== GIVEN INSTRUCTION ==
Copy the listing below in full and skip every picture.

(Stored data entries)
====

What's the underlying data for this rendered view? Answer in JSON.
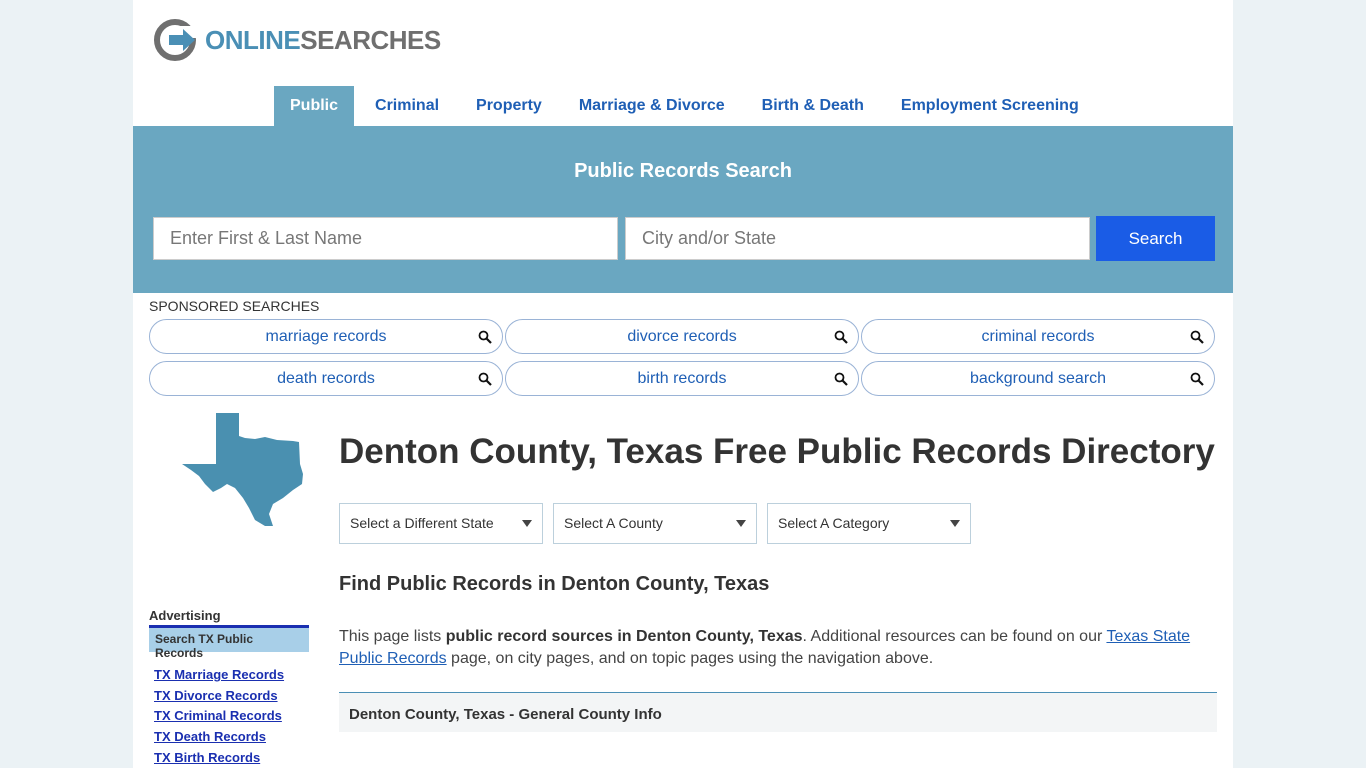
{
  "logo": {
    "part1": "ONLINE",
    "part2": "SEARCHES"
  },
  "nav": [
    {
      "label": "Public",
      "active": true
    },
    {
      "label": "Criminal"
    },
    {
      "label": "Property"
    },
    {
      "label": "Marriage & Divorce"
    },
    {
      "label": "Birth & Death"
    },
    {
      "label": "Employment Screening"
    }
  ],
  "hero": {
    "title": "Public Records Search",
    "name_placeholder": "Enter First & Last Name",
    "city_placeholder": "City and/or State",
    "button_label": "Search"
  },
  "sponsored": {
    "label": "SPONSORED SEARCHES",
    "items": [
      "marriage records",
      "divorce records",
      "criminal records",
      "death records",
      "birth records",
      "background search"
    ]
  },
  "page": {
    "title": "Denton County, Texas Free Public Records Directory",
    "selects": [
      "Select a Different State",
      "Select A County",
      "Select A Category"
    ],
    "subtitle": "Find Public Records in Denton County, Texas",
    "intro": {
      "t1": "This page lists ",
      "bold": "public record sources in Denton County, Texas",
      "t2": ". Additional resources can be found on our ",
      "link": "Texas State Public Records",
      "t3": " page, on city pages, and on topic pages using the navigation above."
    },
    "info_box": "Denton County, Texas - General County Info"
  },
  "sidebar": {
    "label": "Advertising",
    "heading": "Search TX Public Records",
    "links": [
      "TX Marriage Records",
      "TX Divorce Records",
      "TX Criminal Records",
      "TX Death Records",
      "TX Birth Records"
    ]
  },
  "colors": {
    "accent": "#6aa7c1",
    "button": "#1a5ce6",
    "link": "#1f5fb5",
    "map": "#4a90b0"
  }
}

====

== SOLUTION ==
What's the underlying data for this rendered view? Answer in JSON.
{
  "logo": {
    "part1": "ONLINE",
    "part2": "SEARCHES"
  },
  "nav": [
    {
      "label": "Public",
      "active": true
    },
    {
      "label": "Criminal"
    },
    {
      "label": "Property"
    },
    {
      "label": "Marriage & Divorce"
    },
    {
      "label": "Birth & Death"
    },
    {
      "label": "Employment Screening"
    }
  ],
  "hero": {
    "title": "Public Records Search",
    "name_placeholder": "Enter First & Last Name",
    "city_placeholder": "City and/or State",
    "button_label": "Search"
  },
  "sponsored": {
    "label": "SPONSORED SEARCHES",
    "items": [
      "marriage records",
      "divorce records",
      "criminal records",
      "death records",
      "birth records",
      "background search"
    ]
  },
  "page": {
    "title": "Denton County, Texas Free Public Records Directory",
    "selects": [
      "Select a Different State",
      "Select A County",
      "Select A Category"
    ],
    "subtitle": "Find Public Records in Denton County, Texas",
    "intro": {
      "t1": "This page lists ",
      "bold": "public record sources in Denton County, Texas",
      "t2": ". Additional resources can be found on our ",
      "link": "Texas State Public Records",
      "t3": " page, on city pages, and on topic pages using the navigation above."
    },
    "info_box": "Denton County, Texas - General County Info"
  },
  "sidebar": {
    "label": "Advertising",
    "heading": "Search TX Public Records",
    "links": [
      "TX Marriage Records",
      "TX Divorce Records",
      "TX Criminal Records",
      "TX Death Records",
      "TX Birth Records"
    ]
  },
  "colors": {
    "accent": "#6aa7c1",
    "button": "#1a5ce6",
    "link": "#1f5fb5",
    "map": "#4a90b0"
  }
}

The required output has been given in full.